— Begin RECORD EXCERPTS —
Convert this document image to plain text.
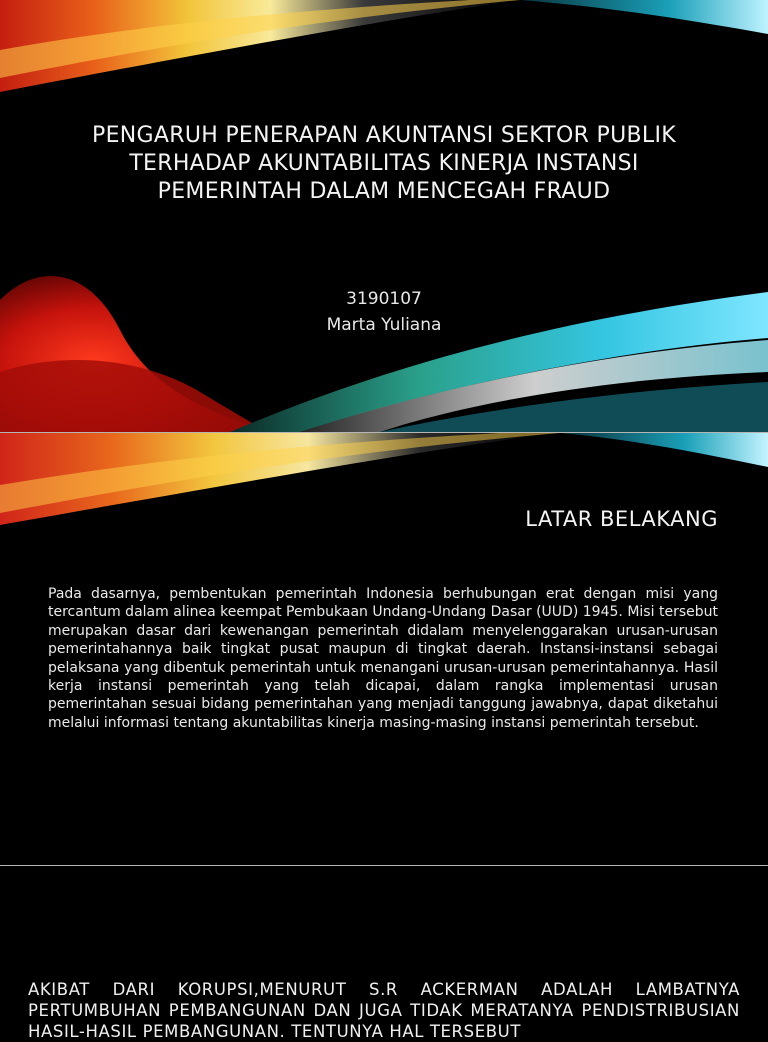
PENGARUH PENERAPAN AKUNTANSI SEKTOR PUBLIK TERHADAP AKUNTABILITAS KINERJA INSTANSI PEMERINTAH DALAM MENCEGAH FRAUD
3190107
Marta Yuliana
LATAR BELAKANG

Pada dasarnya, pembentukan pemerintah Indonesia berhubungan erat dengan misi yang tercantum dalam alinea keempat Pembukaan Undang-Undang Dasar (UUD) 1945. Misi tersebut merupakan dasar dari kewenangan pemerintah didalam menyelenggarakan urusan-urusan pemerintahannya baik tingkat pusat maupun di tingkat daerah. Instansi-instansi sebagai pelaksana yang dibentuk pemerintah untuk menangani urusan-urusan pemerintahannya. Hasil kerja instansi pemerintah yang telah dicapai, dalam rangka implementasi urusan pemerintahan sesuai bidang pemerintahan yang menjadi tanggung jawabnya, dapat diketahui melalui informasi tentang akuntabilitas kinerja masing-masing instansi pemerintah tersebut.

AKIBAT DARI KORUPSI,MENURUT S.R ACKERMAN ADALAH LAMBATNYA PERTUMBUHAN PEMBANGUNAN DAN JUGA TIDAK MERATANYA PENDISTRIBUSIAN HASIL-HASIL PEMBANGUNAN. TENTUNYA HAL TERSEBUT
— End RECORD EXCERPTS —
◆ **DO THIS**:
Do not include images; quote all of the entries above exactly.

◆ **RESPONSE**:
Convert this document image to plain text.
PENGARUH PENERAPAN AKUNTANSI SEKTOR PUBLIK TERHADAP AKUNTABILITAS KINERJA INSTANSI PEMERINTAH DALAM MENCEGAH FRAUD
3190107
Marta Yuliana
LATAR BELAKANG

Pada dasarnya, pembentukan pemerintah Indonesia berhubungan erat dengan misi yang tercantum dalam alinea keempat Pembukaan Undang-Undang Dasar (UUD) 1945. Misi tersebut merupakan dasar dari kewenangan pemerintah didalam menyelenggarakan urusan-urusan pemerintahannya baik tingkat pusat maupun di tingkat daerah. Instansi-instansi sebagai pelaksana yang dibentuk pemerintah untuk menangani urusan-urusan pemerintahannya. Hasil kerja instansi pemerintah yang telah dicapai, dalam rangka implementasi urusan pemerintahan sesuai bidang pemerintahan yang menjadi tanggung jawabnya, dapat diketahui melalui informasi tentang akuntabilitas kinerja masing-masing instansi pemerintah tersebut.

AKIBAT DARI KORUPSI,MENURUT S.R ACKERMAN ADALAH LAMBATNYA PERTUMBUHAN PEMBANGUNAN DAN JUGA TIDAK MERATANYA PENDISTRIBUSIAN HASIL-HASIL PEMBANGUNAN. TENTUNYA HAL TERSEBUT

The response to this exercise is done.